▶ _GIVEN EXERCISE_
Swap each "indent-guide-icon" for "indent-marker" in all the items below, and give the lines again with nothing else changed. Leave the pictures out.

(Layout annotation items)
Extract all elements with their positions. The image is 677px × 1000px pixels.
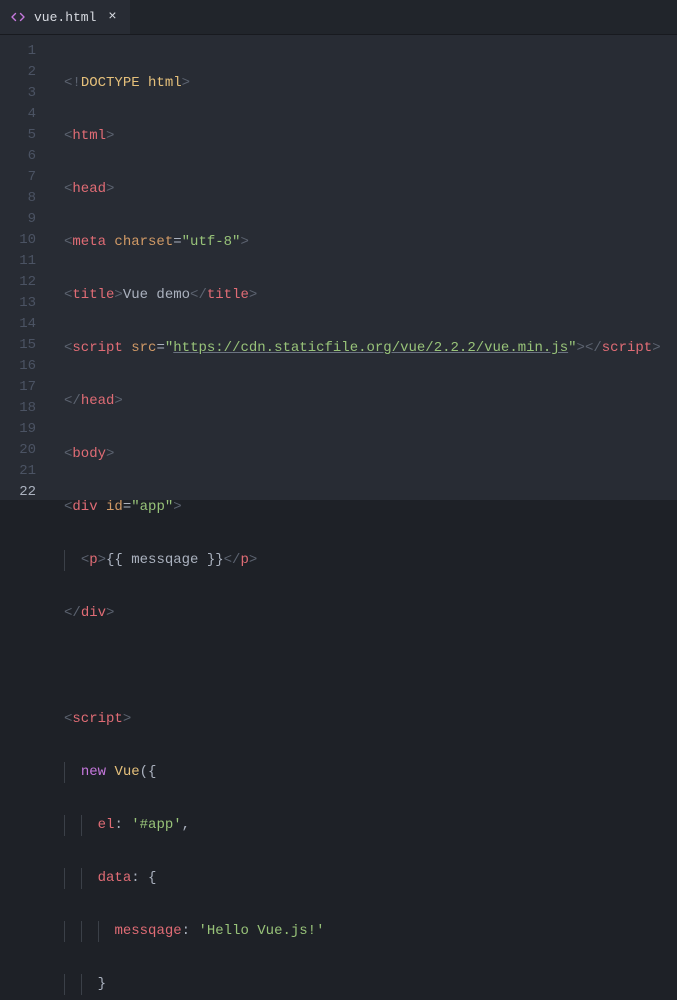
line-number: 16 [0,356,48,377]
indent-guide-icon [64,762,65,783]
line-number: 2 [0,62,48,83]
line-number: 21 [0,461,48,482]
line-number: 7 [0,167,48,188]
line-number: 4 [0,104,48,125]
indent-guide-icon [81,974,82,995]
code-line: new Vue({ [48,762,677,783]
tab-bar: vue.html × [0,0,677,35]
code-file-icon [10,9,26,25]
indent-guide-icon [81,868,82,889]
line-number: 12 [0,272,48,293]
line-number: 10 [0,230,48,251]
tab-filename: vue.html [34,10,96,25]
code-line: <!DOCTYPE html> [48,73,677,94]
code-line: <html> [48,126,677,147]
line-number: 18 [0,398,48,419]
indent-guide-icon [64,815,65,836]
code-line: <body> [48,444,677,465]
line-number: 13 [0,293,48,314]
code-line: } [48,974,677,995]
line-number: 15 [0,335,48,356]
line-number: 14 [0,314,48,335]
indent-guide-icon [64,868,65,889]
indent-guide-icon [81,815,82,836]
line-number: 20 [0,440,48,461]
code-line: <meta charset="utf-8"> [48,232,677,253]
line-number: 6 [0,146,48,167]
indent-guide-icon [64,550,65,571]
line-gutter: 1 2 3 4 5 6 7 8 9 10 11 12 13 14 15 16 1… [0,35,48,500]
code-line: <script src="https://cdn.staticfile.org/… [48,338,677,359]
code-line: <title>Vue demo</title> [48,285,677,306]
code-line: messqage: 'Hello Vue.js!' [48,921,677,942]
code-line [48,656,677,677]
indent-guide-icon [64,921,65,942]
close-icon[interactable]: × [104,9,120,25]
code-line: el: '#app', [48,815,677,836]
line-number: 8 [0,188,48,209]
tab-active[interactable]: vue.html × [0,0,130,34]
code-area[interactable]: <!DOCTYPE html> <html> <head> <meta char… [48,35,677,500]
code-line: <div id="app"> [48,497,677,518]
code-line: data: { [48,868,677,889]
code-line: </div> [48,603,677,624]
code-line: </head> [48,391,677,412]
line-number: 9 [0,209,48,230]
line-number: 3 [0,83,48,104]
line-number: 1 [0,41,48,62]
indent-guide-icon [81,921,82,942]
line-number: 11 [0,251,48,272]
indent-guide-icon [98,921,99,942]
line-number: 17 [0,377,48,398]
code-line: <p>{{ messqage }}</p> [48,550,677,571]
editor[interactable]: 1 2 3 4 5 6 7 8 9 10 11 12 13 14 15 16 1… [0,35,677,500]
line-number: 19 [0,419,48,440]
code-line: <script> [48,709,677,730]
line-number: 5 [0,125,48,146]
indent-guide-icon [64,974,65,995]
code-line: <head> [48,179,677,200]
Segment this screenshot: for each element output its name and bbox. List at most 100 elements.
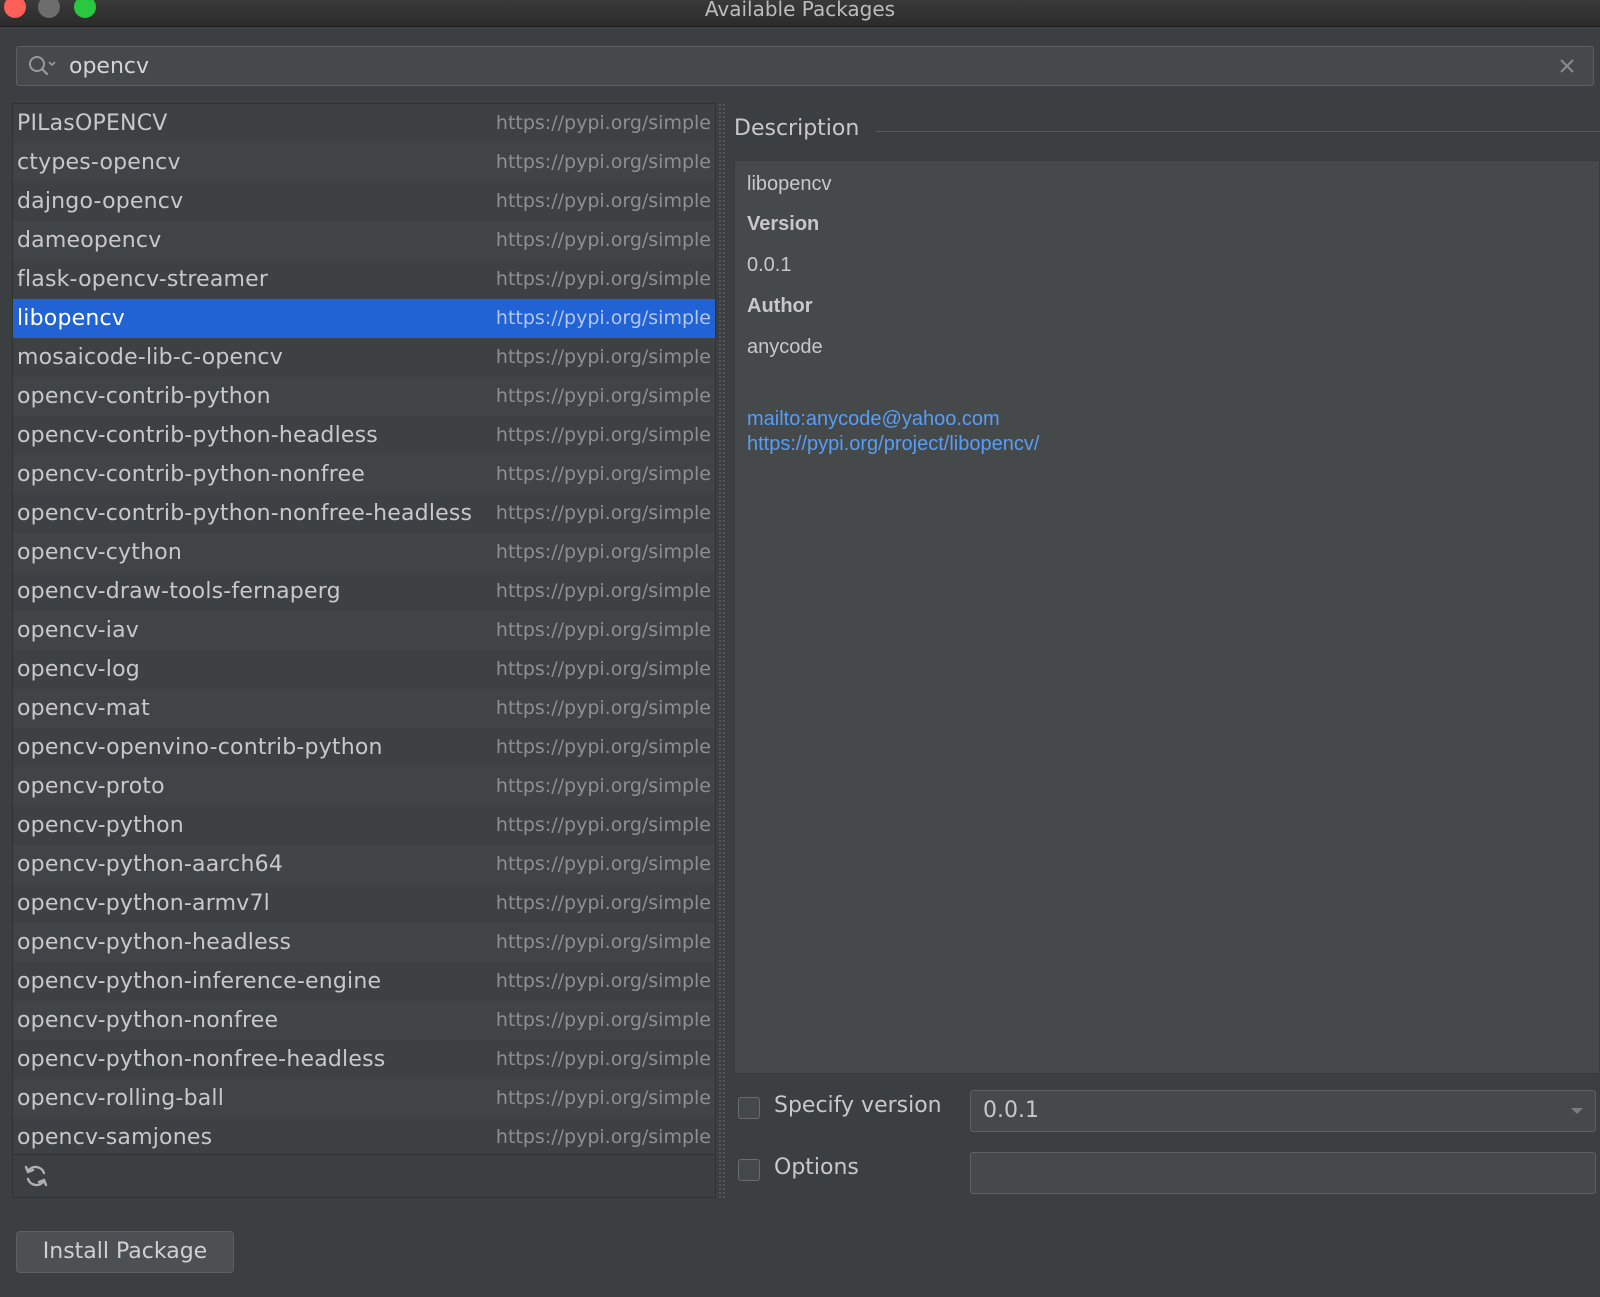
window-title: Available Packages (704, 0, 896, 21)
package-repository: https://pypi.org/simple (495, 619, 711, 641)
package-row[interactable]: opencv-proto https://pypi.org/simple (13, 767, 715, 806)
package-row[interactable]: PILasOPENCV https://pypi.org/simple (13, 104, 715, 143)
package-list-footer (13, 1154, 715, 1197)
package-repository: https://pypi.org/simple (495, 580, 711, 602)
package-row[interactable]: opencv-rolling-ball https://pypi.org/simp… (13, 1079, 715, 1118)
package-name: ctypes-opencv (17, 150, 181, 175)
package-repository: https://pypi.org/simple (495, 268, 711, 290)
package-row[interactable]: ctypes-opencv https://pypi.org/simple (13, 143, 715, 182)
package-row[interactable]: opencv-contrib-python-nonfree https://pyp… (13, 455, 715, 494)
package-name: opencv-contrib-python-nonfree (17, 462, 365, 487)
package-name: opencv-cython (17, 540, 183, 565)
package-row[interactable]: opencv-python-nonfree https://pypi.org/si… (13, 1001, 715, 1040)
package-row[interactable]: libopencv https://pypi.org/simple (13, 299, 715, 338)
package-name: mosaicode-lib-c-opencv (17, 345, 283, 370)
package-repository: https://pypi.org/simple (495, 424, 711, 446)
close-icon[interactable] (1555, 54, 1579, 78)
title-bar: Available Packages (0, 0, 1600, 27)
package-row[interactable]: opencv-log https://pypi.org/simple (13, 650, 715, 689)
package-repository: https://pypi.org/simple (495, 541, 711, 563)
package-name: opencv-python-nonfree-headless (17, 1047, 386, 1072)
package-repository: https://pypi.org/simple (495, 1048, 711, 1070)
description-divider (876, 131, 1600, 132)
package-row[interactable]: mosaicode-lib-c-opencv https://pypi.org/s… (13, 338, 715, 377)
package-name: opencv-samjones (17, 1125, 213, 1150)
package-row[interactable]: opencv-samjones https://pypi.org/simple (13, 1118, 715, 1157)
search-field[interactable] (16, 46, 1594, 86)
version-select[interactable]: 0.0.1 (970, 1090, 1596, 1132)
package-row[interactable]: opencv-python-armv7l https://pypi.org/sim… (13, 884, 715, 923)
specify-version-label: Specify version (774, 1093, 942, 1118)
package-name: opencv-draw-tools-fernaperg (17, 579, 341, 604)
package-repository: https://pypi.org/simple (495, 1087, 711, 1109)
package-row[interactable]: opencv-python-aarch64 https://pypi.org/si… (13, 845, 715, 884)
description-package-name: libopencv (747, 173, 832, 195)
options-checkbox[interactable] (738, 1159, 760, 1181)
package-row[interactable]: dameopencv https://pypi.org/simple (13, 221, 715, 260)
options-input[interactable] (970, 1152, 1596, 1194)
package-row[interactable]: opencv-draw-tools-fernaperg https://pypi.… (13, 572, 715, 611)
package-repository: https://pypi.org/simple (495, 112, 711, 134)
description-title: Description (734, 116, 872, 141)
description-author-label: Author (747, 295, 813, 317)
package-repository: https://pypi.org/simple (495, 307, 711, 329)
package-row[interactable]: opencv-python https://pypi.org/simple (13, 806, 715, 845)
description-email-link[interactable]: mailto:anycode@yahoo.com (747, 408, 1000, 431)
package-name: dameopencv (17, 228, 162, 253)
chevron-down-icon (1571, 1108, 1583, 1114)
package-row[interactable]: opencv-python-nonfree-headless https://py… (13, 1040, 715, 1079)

▶ _RESULT FOR THIS TASK_
Extract all elements with their positions. The image is 677px × 1000px pixels.
line-number: 16 [0,356,48,377]
indent-marker [64,762,65,783]
line-number: 2 [0,62,48,83]
line-number: 21 [0,461,48,482]
line-number: 7 [0,167,48,188]
line-number: 4 [0,104,48,125]
indent-marker [81,974,82,995]
code-line: new Vue({ [48,762,677,783]
tab-bar: vue.html × [0,0,677,35]
code-file-icon [10,9,26,25]
indent-marker [81,868,82,889]
line-number: 12 [0,272,48,293]
line-number: 10 [0,230,48,251]
tab-filename: vue.html [34,10,96,25]
code-line: <!DOCTYPE html> [48,73,677,94]
code-line: <html> [48,126,677,147]
line-number: 18 [0,398,48,419]
indent-marker [64,815,65,836]
code-line: <body> [48,444,677,465]
line-number: 13 [0,293,48,314]
code-line: } [48,974,677,995]
line-number: 15 [0,335,48,356]
line-number: 14 [0,314,48,335]
indent-marker [64,868,65,889]
indent-marker [81,815,82,836]
line-number: 20 [0,440,48,461]
code-line: <meta charset="utf-8"> [48,232,677,253]
line-number: 6 [0,146,48,167]
indent-marker [64,550,65,571]
line-gutter: 1 2 3 4 5 6 7 8 9 10 11 12 13 14 15 16 1… [0,35,48,500]
code-line: <script src="https://cdn.staticfile.org/… [48,338,677,359]
code-line: <title>Vue demo</title> [48,285,677,306]
code-line: messqage: 'Hello Vue.js!' [48,921,677,942]
code-line [48,656,677,677]
indent-marker [64,921,65,942]
close-icon[interactable]: × [104,9,120,25]
code-line: el: '#app', [48,815,677,836]
line-number: 8 [0,188,48,209]
tab-active[interactable]: vue.html × [0,0,130,34]
code-area[interactable]: <!DOCTYPE html> <html> <head> <meta char… [48,35,677,500]
code-line: <div id="app"> [48,497,677,518]
code-line: data: { [48,868,677,889]
code-line: </div> [48,603,677,624]
code-line: </head> [48,391,677,412]
line-number: 9 [0,209,48,230]
line-number: 3 [0,83,48,104]
line-number: 1 [0,41,48,62]
indent-marker [81,921,82,942]
line-number: 11 [0,251,48,272]
indent-marker [98,921,99,942]
line-number: 17 [0,377,48,398]
code-line: <p>{{ messqage }}</p> [48,550,677,571]
editor[interactable]: 1 2 3 4 5 6 7 8 9 10 11 12 13 14 15 16 1… [0,35,677,500]
line-number: 19 [0,419,48,440]
code-line: <script> [48,709,677,730]
line-number: 5 [0,125,48,146]
indent-marker [64,974,65,995]
code-line: <head> [48,179,677,200]
Segment this screenshot: for each element output its name and bbox. List at most 100 elements.
window-title: Available Packages (704, 0, 896, 21)
package-repository: https://pypi.org/simple (495, 619, 711, 641)
package-row[interactable]: opencv-proto https://pypi.org/simple (13, 767, 715, 806)
package-row[interactable]: PILasOPENCV https://pypi.org/simple (13, 104, 715, 143)
package-list-footer (13, 1154, 715, 1197)
package-repository: https://pypi.org/simple (495, 580, 711, 602)
package-row[interactable]: opencv-rolling-ball https://pypi.org/simp… (13, 1079, 715, 1118)
package-name: ctypes-opencv (17, 150, 181, 175)
package-repository: https://pypi.org/simple (495, 268, 711, 290)
package-row[interactable]: ctypes-opencv https://pypi.org/simple (13, 143, 715, 182)
package-row[interactable]: opencv-contrib-python-nonfree https://pyp… (13, 455, 715, 494)
package-name: opencv-contrib-python-nonfree (17, 462, 365, 487)
package-name: opencv-cython (17, 540, 183, 565)
package-row[interactable]: opencv-python-nonfree https://pypi.org/si… (13, 1001, 715, 1040)
package-row[interactable]: libopencv https://pypi.org/simple (13, 299, 715, 338)
package-name: mosaicode-lib-c-opencv (17, 345, 283, 370)
package-repository: https://pypi.org/simple (495, 424, 711, 446)
close-icon[interactable] (1555, 54, 1579, 78)
title-bar: Available Packages (0, 0, 1600, 27)
package-row[interactable]: opencv-log https://pypi.org/simple (13, 650, 715, 689)
package-repository: https://pypi.org/simple (495, 541, 711, 563)
package-name: opencv-python-nonfree-headless (17, 1047, 386, 1072)
package-repository: https://pypi.org/simple (495, 1048, 711, 1070)
description-divider (876, 131, 1600, 132)
package-row[interactable]: mosaicode-lib-c-opencv https://pypi.org/s… (13, 338, 715, 377)
package-name: opencv-samjones (17, 1125, 213, 1150)
package-row[interactable]: opencv-samjones https://pypi.org/simple (13, 1118, 715, 1157)
search-field[interactable] (16, 46, 1594, 86)
version-select[interactable]: 0.0.1 (970, 1090, 1596, 1132)
package-row[interactable]: opencv-python-armv7l https://pypi.org/sim… (13, 884, 715, 923)
specify-version-label: Specify version (774, 1093, 942, 1118)
package-name: opencv-draw-tools-fernaperg (17, 579, 341, 604)
package-repository: https://pypi.org/simple (495, 1087, 711, 1109)
package-row[interactable]: opencv-python-aarch64 https://pypi.org/si… (13, 845, 715, 884)
description-package-name: libopencv (747, 173, 832, 195)
options-checkbox[interactable] (738, 1159, 760, 1181)
package-row[interactable]: dameopencv https://pypi.org/simple (13, 221, 715, 260)
options-input[interactable] (970, 1152, 1596, 1194)
package-row[interactable]: opencv-draw-tools-fernaperg https://pypi.… (13, 572, 715, 611)
package-repository: https://pypi.org/simple (495, 112, 711, 134)
description-title: Description (734, 116, 872, 141)
description-author-label: Author (747, 295, 813, 317)
package-repository: https://pypi.org/simple (495, 307, 711, 329)
package-row[interactable]: opencv-python https://pypi.org/simple (13, 806, 715, 845)
description-email-link[interactable]: mailto:anycode@yahoo.com (747, 408, 1000, 431)
package-name: dameopencv (17, 228, 162, 253)
chevron-down-icon (1571, 1108, 1583, 1114)
package-row[interactable]: opencv-python-nonfree-headless https://py… (13, 1040, 715, 1079)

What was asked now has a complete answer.